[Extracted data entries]
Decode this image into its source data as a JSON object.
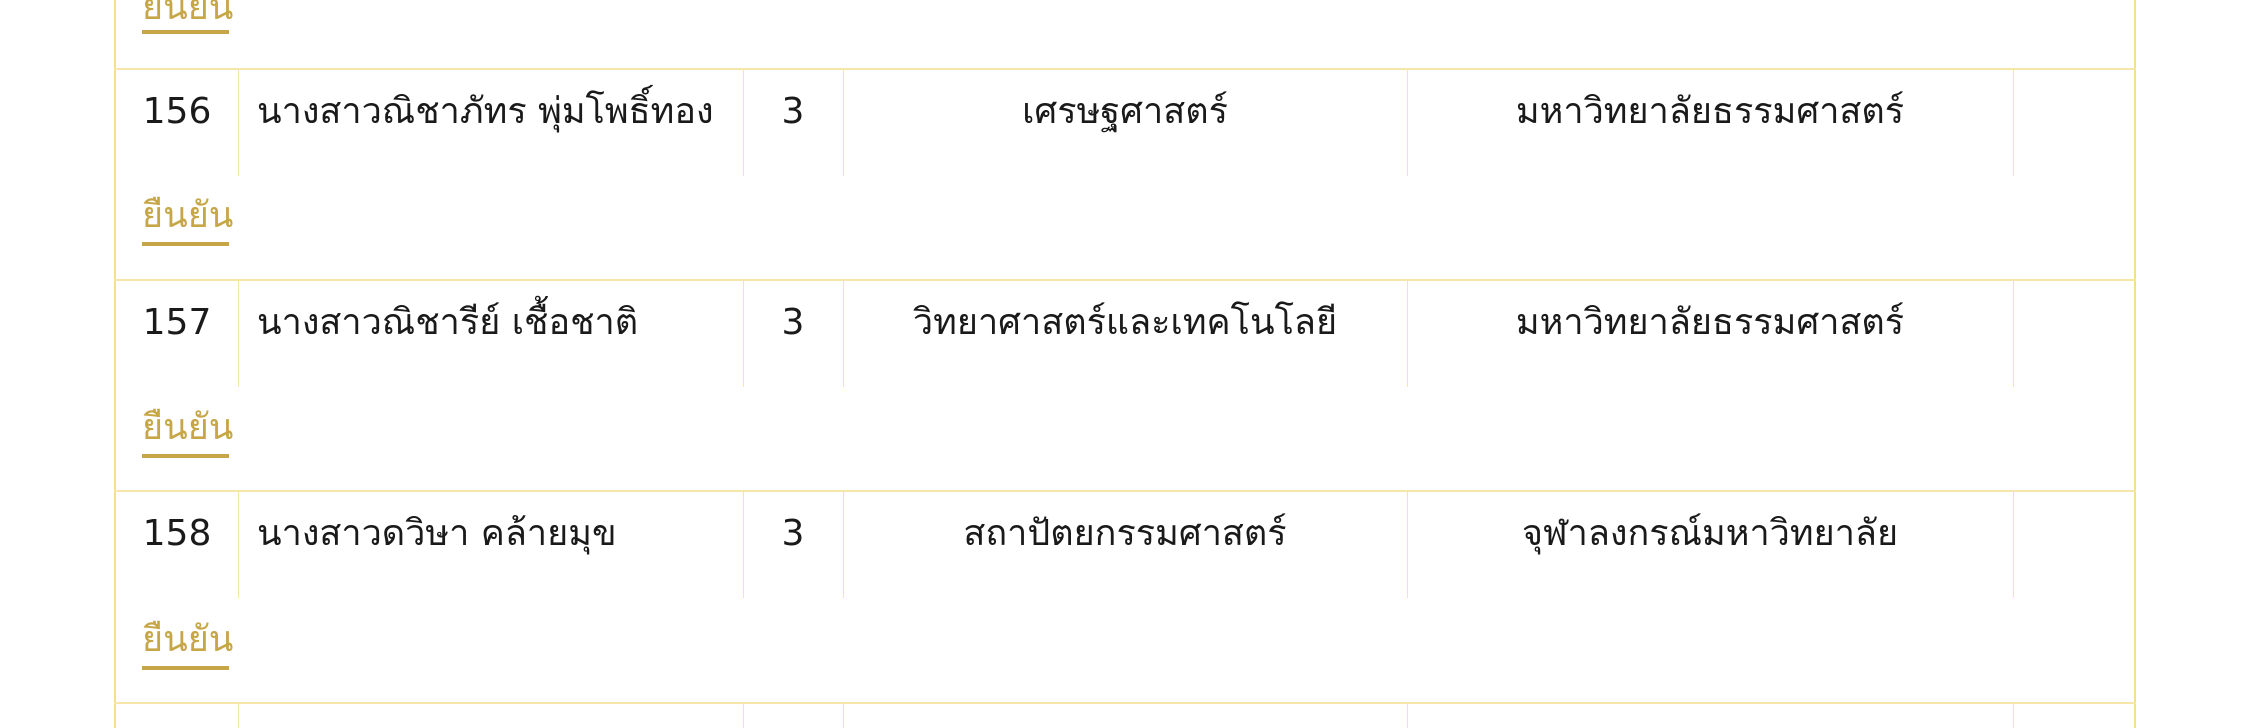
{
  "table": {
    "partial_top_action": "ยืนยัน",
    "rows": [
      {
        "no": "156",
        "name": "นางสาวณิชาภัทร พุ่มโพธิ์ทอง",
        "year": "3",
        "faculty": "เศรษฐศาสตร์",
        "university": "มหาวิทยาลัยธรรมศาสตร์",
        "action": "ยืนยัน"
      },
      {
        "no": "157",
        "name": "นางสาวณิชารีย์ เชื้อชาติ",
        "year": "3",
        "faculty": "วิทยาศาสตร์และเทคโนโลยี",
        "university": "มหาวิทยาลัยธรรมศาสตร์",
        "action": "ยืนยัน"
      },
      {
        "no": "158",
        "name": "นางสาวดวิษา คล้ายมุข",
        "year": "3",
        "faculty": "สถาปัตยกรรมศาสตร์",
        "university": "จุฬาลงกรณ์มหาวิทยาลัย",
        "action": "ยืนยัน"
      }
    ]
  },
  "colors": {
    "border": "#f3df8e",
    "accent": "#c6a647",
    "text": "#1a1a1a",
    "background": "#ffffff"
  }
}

**Description of the task**. From the entries above, extract each line containing "นางสาวณ".

**The answer**.
        "name": "นางสาวณิชาภัทร พุ่มโพธิ์ทอง",
        "name": "นางสาวณิชารีย์ เชื้อชาติ",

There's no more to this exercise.